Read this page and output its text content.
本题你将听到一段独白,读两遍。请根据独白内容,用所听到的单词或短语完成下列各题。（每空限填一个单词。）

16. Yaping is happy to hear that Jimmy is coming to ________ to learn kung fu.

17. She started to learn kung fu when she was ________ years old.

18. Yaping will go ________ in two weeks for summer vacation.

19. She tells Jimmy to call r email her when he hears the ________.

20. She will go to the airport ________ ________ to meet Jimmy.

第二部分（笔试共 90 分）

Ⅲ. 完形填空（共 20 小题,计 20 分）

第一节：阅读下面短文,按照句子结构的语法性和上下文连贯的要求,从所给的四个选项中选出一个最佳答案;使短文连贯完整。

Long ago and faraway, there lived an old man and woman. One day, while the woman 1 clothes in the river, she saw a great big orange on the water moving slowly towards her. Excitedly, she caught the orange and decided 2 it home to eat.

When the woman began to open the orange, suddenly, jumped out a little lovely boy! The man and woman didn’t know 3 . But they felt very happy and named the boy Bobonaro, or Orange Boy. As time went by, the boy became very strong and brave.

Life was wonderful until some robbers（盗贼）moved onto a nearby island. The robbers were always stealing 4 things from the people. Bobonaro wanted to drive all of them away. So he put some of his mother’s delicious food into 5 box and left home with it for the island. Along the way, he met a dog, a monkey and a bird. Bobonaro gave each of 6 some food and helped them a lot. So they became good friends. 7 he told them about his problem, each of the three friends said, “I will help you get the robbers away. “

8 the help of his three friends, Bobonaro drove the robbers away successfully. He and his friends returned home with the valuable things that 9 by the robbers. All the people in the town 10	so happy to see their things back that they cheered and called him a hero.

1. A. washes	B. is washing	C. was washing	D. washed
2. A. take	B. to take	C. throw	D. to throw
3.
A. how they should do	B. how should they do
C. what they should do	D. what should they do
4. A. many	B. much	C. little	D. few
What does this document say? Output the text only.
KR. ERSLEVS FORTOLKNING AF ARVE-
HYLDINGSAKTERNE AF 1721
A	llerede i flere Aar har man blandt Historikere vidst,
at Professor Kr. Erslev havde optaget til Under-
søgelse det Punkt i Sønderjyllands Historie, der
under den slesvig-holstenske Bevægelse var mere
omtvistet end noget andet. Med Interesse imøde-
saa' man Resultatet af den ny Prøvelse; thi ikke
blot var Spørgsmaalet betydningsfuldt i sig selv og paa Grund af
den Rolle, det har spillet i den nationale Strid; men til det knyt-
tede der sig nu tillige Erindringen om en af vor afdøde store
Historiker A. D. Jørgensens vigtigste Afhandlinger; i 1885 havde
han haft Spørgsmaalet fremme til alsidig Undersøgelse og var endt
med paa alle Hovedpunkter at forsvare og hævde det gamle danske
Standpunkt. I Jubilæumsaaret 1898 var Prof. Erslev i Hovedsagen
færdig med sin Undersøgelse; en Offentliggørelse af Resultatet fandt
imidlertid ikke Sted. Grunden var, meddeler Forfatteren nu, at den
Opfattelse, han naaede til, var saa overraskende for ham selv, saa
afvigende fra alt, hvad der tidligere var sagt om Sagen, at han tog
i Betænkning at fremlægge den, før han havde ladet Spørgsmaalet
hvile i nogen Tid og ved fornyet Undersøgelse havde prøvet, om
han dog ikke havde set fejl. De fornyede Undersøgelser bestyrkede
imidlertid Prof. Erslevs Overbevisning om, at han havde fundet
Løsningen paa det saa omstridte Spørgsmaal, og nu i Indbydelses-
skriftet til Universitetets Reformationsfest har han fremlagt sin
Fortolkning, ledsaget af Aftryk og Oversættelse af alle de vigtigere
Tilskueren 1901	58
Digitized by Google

·····

Problem to work on: Within the data above, pick out all lines holding the word "robbers".

Solution:
Life was wonderful until some robbers（盗贼）moved onto a nearby island. The robbers were always stealing 4 things from the people. Bobonaro wanted to drive all of them away. So he put some of his mother’s delicious food into 5 box and left home with it for the island. Along the way, he met a dog, a monkey and a bird. Bobonaro gave each of 6 some food and helped them a lot. So they became good friends. 7 he told them about his problem, each of the three friends said, “I will help you get the robbers away. “
8 the help of his three friends, Bobonaro drove the robbers away successfully. He and his friends returned home with the valuable things that 9 by the robbers. All the people in the town 10	so happy to see their things back that they cheered and called him a hero.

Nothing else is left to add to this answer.